Set task:
Can you find the lines of the listing that include "JSON" and copy every one?

Extracts from a graphics dataset:
<<<<

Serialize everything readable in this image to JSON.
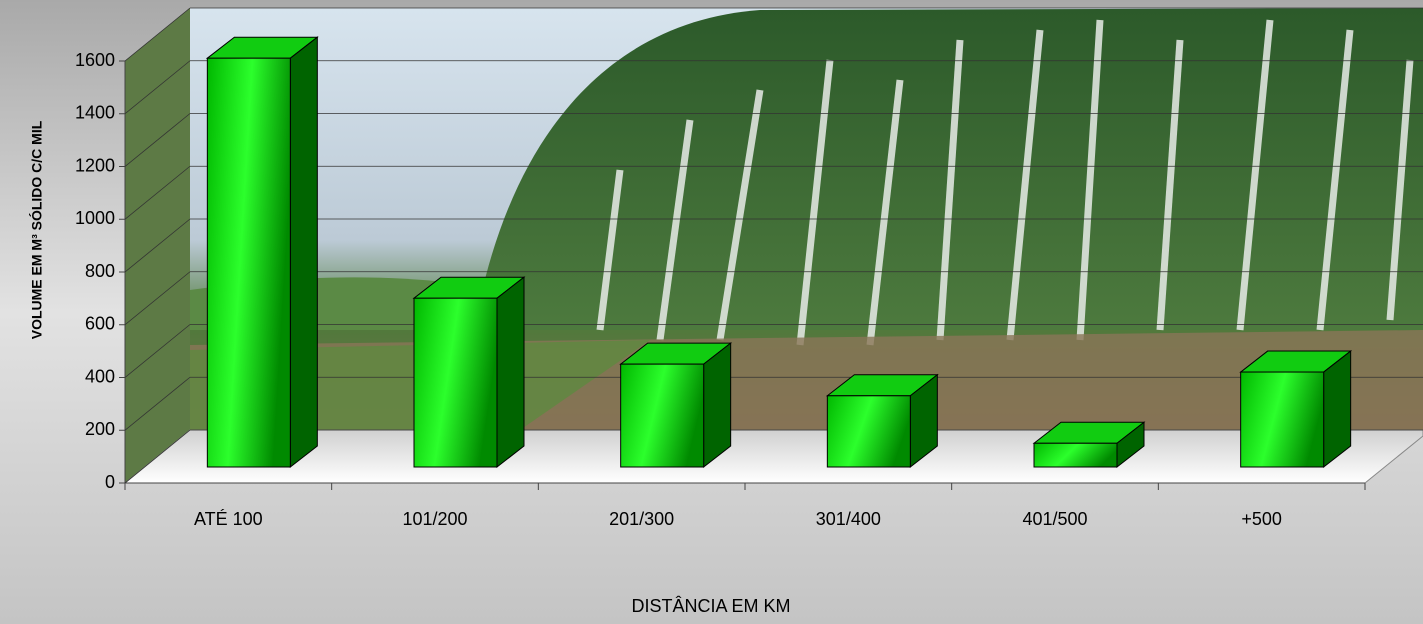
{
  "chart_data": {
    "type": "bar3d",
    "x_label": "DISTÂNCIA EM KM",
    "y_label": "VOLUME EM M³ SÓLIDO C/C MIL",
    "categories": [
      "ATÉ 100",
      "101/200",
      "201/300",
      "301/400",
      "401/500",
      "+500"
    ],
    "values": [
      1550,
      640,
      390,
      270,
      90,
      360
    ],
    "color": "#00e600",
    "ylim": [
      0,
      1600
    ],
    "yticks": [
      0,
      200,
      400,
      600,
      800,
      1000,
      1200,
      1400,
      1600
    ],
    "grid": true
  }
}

>>>>
<<<<

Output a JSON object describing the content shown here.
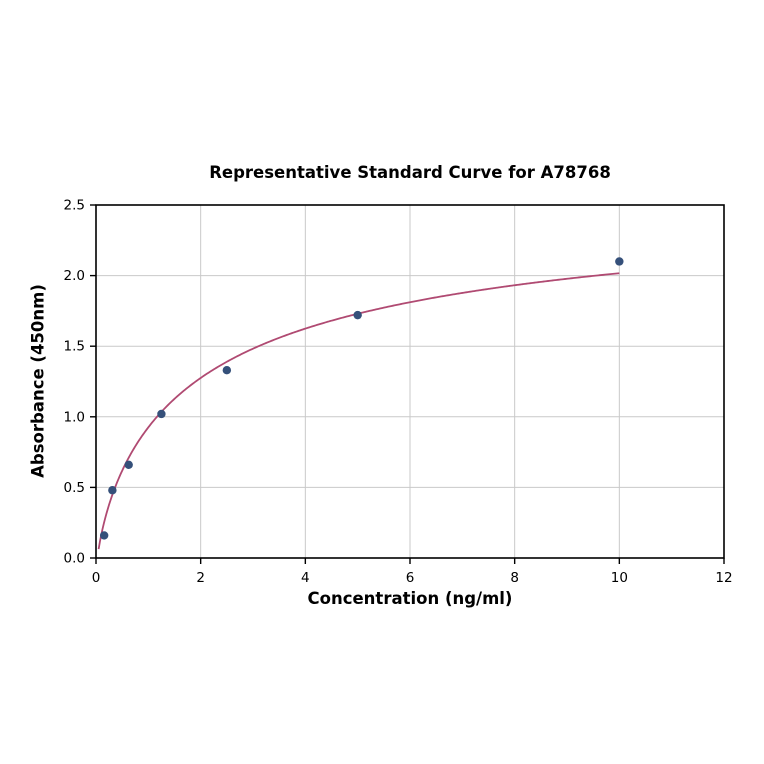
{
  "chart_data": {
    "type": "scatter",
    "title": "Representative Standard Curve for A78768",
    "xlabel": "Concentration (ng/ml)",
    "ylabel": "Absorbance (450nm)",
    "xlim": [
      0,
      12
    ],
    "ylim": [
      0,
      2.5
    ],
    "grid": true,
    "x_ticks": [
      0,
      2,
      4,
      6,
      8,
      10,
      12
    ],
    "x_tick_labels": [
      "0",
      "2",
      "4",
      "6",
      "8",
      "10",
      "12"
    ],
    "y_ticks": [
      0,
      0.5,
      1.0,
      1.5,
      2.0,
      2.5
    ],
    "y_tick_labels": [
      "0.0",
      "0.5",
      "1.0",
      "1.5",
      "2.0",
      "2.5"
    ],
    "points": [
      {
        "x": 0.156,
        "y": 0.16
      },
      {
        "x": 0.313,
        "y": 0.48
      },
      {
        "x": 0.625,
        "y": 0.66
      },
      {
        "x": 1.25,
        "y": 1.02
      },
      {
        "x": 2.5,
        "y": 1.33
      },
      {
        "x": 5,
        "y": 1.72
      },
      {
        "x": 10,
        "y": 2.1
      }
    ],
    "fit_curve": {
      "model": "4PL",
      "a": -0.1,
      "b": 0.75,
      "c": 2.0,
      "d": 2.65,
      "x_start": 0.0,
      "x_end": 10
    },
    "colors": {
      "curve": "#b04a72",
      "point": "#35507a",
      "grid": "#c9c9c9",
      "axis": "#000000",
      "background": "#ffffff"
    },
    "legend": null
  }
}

>>>>

Written solution:
Serialize everything readable in this image to JSON.
Output a JSON object describing the content shown here.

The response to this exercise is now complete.